━━ Dataset content ━━

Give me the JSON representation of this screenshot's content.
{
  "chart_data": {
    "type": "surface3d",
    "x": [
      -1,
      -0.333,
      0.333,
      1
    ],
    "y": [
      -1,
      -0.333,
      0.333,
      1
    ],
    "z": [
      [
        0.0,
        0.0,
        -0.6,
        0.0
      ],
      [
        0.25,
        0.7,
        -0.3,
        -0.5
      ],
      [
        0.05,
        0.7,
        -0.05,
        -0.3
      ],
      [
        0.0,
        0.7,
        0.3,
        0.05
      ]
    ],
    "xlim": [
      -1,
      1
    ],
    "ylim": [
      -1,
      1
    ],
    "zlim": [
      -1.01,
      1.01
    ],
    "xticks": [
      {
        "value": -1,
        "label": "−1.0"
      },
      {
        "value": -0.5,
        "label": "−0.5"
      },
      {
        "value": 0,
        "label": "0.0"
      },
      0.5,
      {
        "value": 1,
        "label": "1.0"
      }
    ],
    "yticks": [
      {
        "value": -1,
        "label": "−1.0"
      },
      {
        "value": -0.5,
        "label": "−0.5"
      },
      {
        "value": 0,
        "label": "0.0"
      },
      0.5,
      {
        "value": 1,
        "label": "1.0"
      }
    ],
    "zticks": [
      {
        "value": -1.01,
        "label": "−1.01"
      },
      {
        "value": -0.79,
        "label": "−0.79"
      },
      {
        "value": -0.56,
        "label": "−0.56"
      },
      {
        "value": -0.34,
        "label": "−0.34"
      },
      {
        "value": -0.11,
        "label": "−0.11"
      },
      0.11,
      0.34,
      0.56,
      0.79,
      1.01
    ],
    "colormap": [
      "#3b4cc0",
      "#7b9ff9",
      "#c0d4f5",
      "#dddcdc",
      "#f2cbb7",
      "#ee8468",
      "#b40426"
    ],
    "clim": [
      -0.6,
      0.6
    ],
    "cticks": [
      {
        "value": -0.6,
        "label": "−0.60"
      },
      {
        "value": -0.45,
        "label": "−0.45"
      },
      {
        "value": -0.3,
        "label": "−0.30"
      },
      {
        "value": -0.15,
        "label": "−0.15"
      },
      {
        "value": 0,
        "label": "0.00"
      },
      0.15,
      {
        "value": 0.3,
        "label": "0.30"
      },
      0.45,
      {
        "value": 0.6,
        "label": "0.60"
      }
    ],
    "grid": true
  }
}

━━━
━━ Dataset content ━━

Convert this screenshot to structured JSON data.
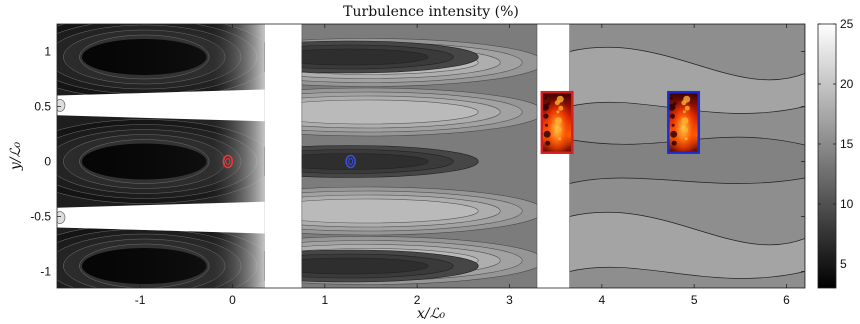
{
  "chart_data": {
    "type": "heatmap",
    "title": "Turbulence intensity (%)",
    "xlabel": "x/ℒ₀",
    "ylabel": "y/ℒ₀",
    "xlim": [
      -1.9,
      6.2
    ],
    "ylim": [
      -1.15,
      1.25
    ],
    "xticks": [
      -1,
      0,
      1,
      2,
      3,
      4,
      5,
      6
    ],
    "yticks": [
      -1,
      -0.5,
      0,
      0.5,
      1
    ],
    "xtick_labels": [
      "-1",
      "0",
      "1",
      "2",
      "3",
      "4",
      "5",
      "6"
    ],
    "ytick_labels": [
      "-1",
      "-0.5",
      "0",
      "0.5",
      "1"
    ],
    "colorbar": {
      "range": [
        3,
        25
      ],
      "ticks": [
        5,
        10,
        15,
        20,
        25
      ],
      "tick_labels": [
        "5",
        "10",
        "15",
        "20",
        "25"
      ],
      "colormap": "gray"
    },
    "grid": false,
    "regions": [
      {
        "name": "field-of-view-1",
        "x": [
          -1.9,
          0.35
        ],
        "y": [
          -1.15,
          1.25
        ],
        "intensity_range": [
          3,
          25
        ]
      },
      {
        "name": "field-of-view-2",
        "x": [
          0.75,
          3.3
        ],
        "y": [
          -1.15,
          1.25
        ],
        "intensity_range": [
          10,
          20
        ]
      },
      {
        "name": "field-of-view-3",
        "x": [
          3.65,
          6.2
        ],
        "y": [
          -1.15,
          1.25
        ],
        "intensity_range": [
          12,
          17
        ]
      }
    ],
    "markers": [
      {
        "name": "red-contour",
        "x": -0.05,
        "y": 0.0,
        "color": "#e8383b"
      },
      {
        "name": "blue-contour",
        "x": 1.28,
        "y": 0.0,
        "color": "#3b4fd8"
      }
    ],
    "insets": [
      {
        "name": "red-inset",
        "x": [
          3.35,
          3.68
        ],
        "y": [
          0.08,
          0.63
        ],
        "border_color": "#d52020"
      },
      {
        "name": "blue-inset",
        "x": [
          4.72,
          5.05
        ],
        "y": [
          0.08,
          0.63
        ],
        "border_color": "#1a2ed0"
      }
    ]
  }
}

━━━

[Objective] Search the records for the word "view", then list every line that has it.

[Solution to the exercise]
        "name": "field-of-view-1",
        "name": "field-of-view-2",
        "name": "field-of-view-3",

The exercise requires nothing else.